» **Challenge**
Pictures stay out of the copy; set down each line of the listing below exactly.

-- START OF The input --

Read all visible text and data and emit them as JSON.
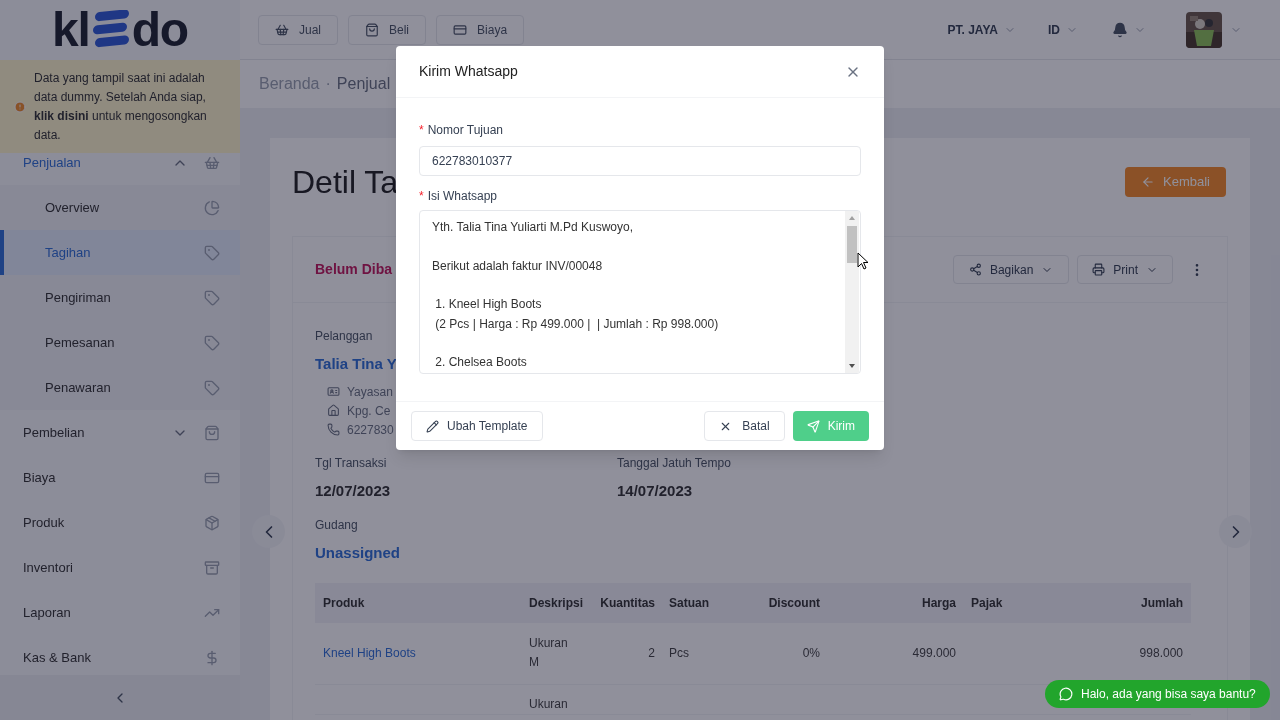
{
  "logo": {
    "before": "kl",
    "after": "do"
  },
  "notice": "Data yang tampil saat ini adalah data dummy. Setelah Anda siap, **klik disini** untuk mengosongkan data.",
  "sidebar": {
    "items": [
      {
        "label": "Penjualan",
        "selected": false,
        "expanded": true,
        "children": [
          {
            "label": "Overview",
            "selected": false
          },
          {
            "label": "Tagihan",
            "selected": true
          },
          {
            "label": "Pengiriman",
            "selected": false
          },
          {
            "label": "Pemesanan",
            "selected": false
          },
          {
            "label": "Penawaran",
            "selected": false
          }
        ]
      },
      {
        "label": "Pembelian",
        "selected": false,
        "expanded": false
      },
      {
        "label": "Biaya",
        "selected": false
      },
      {
        "label": "Produk",
        "selected": false
      },
      {
        "label": "Inventori",
        "selected": false
      },
      {
        "label": "Laporan",
        "selected": false
      },
      {
        "label": "Kas & Bank",
        "selected": false
      }
    ]
  },
  "topbar": {
    "quick_buttons": [
      "Jual",
      "Beli",
      "Biaya"
    ],
    "company": "PT. JAYA",
    "language": "ID"
  },
  "breadcrumb": {
    "items": [
      "Beranda",
      "Penjual"
    ],
    "separator": "·"
  },
  "page": {
    "title": "Detil Ta",
    "back_button": "Kembali"
  },
  "invoice": {
    "status": "Belum Diba",
    "actions": [
      "Bagikan",
      "Print"
    ],
    "customer_label": "Pelanggan",
    "customer_name": "Talia Tina Y",
    "customer_lines": [
      "Yayasan",
      "Kpg. Ce",
      "6227830"
    ],
    "fields": [
      {
        "label": "Tgl Transaksi",
        "value": "12/07/2023"
      },
      {
        "label": "Tanggal Jatuh Tempo",
        "value": "14/07/2023"
      },
      {
        "label": "Gudang",
        "value": "Unassigned"
      }
    ]
  },
  "table": {
    "columns": [
      "Produk",
      "Deskripsi",
      "Kuantitas",
      "Satuan",
      "Discount",
      "Harga",
      "Pajak",
      "Jumlah"
    ],
    "rows": [
      {
        "produk": "Kneel High Boots",
        "deskripsi": "Ukuran M",
        "kuantitas": "2",
        "satuan": "Pcs",
        "discount": "0%",
        "harga": "499.000",
        "jumlah": "998.000"
      },
      {
        "deskripsi": "Ukuran"
      }
    ]
  },
  "modal": {
    "title": "Kirim Whatsapp",
    "required_mark": "*",
    "phone": {
      "label": "Nomor Tujuan",
      "value": "622783010377"
    },
    "message": {
      "label": "Isi Whatsapp",
      "paragraphs": [
        "Yth. Talia Tina Yuliarti M.Pd Kuswoyo,",
        "Berikut adalah faktur INV/00048",
        " 1. Kneel High Boots\n (2 Pcs | Harga : Rp 499.000 |  | Jumlah : Rp 998.000)",
        " 2. Chelsea Boots"
      ]
    },
    "buttons": {
      "template": "Ubah Template",
      "cancel": "Batal",
      "send": "Kirim"
    }
  },
  "chat": {
    "text": "Halo, ada yang bisa saya bantu?"
  }
}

-- END OF The input --

» **Task answer**
Read all visible text and data and emit them as JSON.
{
  "logo": {
    "before": "kl",
    "after": "do"
  },
  "notice": "Data yang tampil saat ini adalah data dummy. Setelah Anda siap, **klik disini** untuk mengosongkan data.",
  "sidebar": {
    "items": [
      {
        "label": "Penjualan",
        "selected": false,
        "expanded": true,
        "children": [
          {
            "label": "Overview",
            "selected": false
          },
          {
            "label": "Tagihan",
            "selected": true
          },
          {
            "label": "Pengiriman",
            "selected": false
          },
          {
            "label": "Pemesanan",
            "selected": false
          },
          {
            "label": "Penawaran",
            "selected": false
          }
        ]
      },
      {
        "label": "Pembelian",
        "selected": false,
        "expanded": false
      },
      {
        "label": "Biaya",
        "selected": false
      },
      {
        "label": "Produk",
        "selected": false
      },
      {
        "label": "Inventori",
        "selected": false
      },
      {
        "label": "Laporan",
        "selected": false
      },
      {
        "label": "Kas & Bank",
        "selected": false
      }
    ]
  },
  "topbar": {
    "quick_buttons": [
      "Jual",
      "Beli",
      "Biaya"
    ],
    "company": "PT. JAYA",
    "language": "ID"
  },
  "breadcrumb": {
    "items": [
      "Beranda",
      "Penjual"
    ],
    "separator": "·"
  },
  "page": {
    "title": "Detil Ta",
    "back_button": "Kembali"
  },
  "invoice": {
    "status": "Belum Diba",
    "actions": [
      "Bagikan",
      "Print"
    ],
    "customer_label": "Pelanggan",
    "customer_name": "Talia Tina Y",
    "customer_lines": [
      "Yayasan",
      "Kpg. Ce",
      "6227830"
    ],
    "fields": [
      {
        "label": "Tgl Transaksi",
        "value": "12/07/2023"
      },
      {
        "label": "Tanggal Jatuh Tempo",
        "value": "14/07/2023"
      },
      {
        "label": "Gudang",
        "value": "Unassigned"
      }
    ]
  },
  "table": {
    "columns": [
      "Produk",
      "Deskripsi",
      "Kuantitas",
      "Satuan",
      "Discount",
      "Harga",
      "Pajak",
      "Jumlah"
    ],
    "rows": [
      {
        "produk": "Kneel High Boots",
        "deskripsi": "Ukuran M",
        "kuantitas": "2",
        "satuan": "Pcs",
        "discount": "0%",
        "harga": "499.000",
        "jumlah": "998.000"
      },
      {
        "deskripsi": "Ukuran"
      }
    ]
  },
  "modal": {
    "title": "Kirim Whatsapp",
    "required_mark": "*",
    "phone": {
      "label": "Nomor Tujuan",
      "value": "622783010377"
    },
    "message": {
      "label": "Isi Whatsapp",
      "paragraphs": [
        "Yth. Talia Tina Yuliarti M.Pd Kuswoyo,",
        "Berikut adalah faktur INV/00048",
        " 1. Kneel High Boots\n (2 Pcs | Harga : Rp 499.000 |  | Jumlah : Rp 998.000)",
        " 2. Chelsea Boots"
      ]
    },
    "buttons": {
      "template": "Ubah Template",
      "cancel": "Batal",
      "send": "Kirim"
    }
  },
  "chat": {
    "text": "Halo, ada yang bisa saya bantu?"
  }
}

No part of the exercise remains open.